> _WHAT IS BEING ASKED_:
Transcribe all of the material below word for word and leave out its pictures.

> _SUPPLIED INFORMATION_:
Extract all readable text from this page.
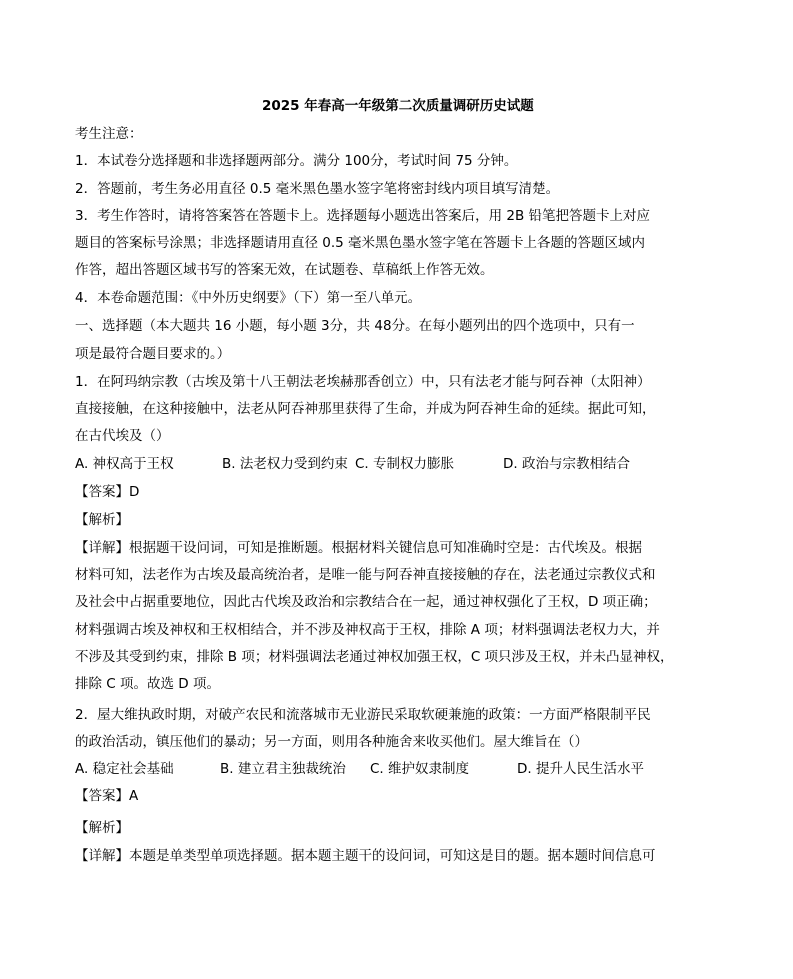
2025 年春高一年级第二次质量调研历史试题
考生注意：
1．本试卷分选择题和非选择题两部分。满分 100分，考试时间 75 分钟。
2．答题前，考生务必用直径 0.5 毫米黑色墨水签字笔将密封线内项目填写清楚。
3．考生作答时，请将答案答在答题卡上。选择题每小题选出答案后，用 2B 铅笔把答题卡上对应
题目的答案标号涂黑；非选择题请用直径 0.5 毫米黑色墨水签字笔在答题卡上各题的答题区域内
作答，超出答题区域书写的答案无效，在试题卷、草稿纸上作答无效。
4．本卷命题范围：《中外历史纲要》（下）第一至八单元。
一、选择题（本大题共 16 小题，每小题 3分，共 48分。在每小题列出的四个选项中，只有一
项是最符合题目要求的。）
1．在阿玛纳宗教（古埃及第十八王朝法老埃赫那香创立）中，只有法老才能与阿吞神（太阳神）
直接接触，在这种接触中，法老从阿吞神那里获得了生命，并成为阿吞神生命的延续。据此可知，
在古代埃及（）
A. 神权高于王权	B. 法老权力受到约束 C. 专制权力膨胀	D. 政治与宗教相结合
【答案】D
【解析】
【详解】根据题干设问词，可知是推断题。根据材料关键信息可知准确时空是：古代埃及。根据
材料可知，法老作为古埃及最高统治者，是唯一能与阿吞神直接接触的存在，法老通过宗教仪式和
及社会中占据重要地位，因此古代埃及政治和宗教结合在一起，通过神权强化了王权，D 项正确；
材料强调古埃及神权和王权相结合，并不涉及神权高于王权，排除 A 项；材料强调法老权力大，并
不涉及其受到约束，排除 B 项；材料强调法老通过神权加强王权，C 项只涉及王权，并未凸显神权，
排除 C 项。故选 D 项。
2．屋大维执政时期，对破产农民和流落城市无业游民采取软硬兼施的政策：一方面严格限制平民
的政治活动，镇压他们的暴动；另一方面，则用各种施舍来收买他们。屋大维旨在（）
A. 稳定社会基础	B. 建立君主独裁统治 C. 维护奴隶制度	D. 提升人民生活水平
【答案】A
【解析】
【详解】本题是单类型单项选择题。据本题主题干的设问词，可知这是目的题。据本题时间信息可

> _OUTPUT FOR THIS EXERCISE_:
Extract all readable text from this page.
2025 年春高一年级第二次质量调研历史试题
考生注意：
1．本试卷分选择题和非选择题两部分。满分 100分，考试时间 75 分钟。
2．答题前，考生务必用直径 0.5 毫米黑色墨水签字笔将密封线内项目填写清楚。
3．考生作答时，请将答案答在答题卡上。选择题每小题选出答案后，用 2B 铅笔把答题卡上对应
题目的答案标号涂黑；非选择题请用直径 0.5 毫米黑色墨水签字笔在答题卡上各题的答题区域内
作答，超出答题区域书写的答案无效，在试题卷、草稿纸上作答无效。
4．本卷命题范围：《中外历史纲要》（下）第一至八单元。
一、选择题（本大题共 16 小题，每小题 3分，共 48分。在每小题列出的四个选项中，只有一
项是最符合题目要求的。）
1．在阿玛纳宗教（古埃及第十八王朝法老埃赫那香创立）中，只有法老才能与阿吞神（太阳神）
直接接触，在这种接触中，法老从阿吞神那里获得了生命，并成为阿吞神生命的延续。据此可知，
在古代埃及（）
A. 神权高于王权	B. 法老权力受到约束 C. 专制权力膨胀	D. 政治与宗教相结合
【答案】D
【解析】
【详解】根据题干设问词，可知是推断题。根据材料关键信息可知准确时空是：古代埃及。根据
材料可知，法老作为古埃及最高统治者，是唯一能与阿吞神直接接触的存在，法老通过宗教仪式和
及社会中占据重要地位，因此古代埃及政治和宗教结合在一起，通过神权强化了王权，D 项正确；
材料强调古埃及神权和王权相结合，并不涉及神权高于王权，排除 A 项；材料强调法老权力大，并
不涉及其受到约束，排除 B 项；材料强调法老通过神权加强王权，C 项只涉及王权，并未凸显神权，
排除 C 项。故选 D 项。
2．屋大维执政时期，对破产农民和流落城市无业游民采取软硬兼施的政策：一方面严格限制平民
的政治活动，镇压他们的暴动；另一方面，则用各种施舍来收买他们。屋大维旨在（）
A. 稳定社会基础	B. 建立君主独裁统治 C. 维护奴隶制度	D. 提升人民生活水平
【答案】A
【解析】
【详解】本题是单类型单项选择题。据本题主题干的设问词，可知这是目的题。据本题时间信息可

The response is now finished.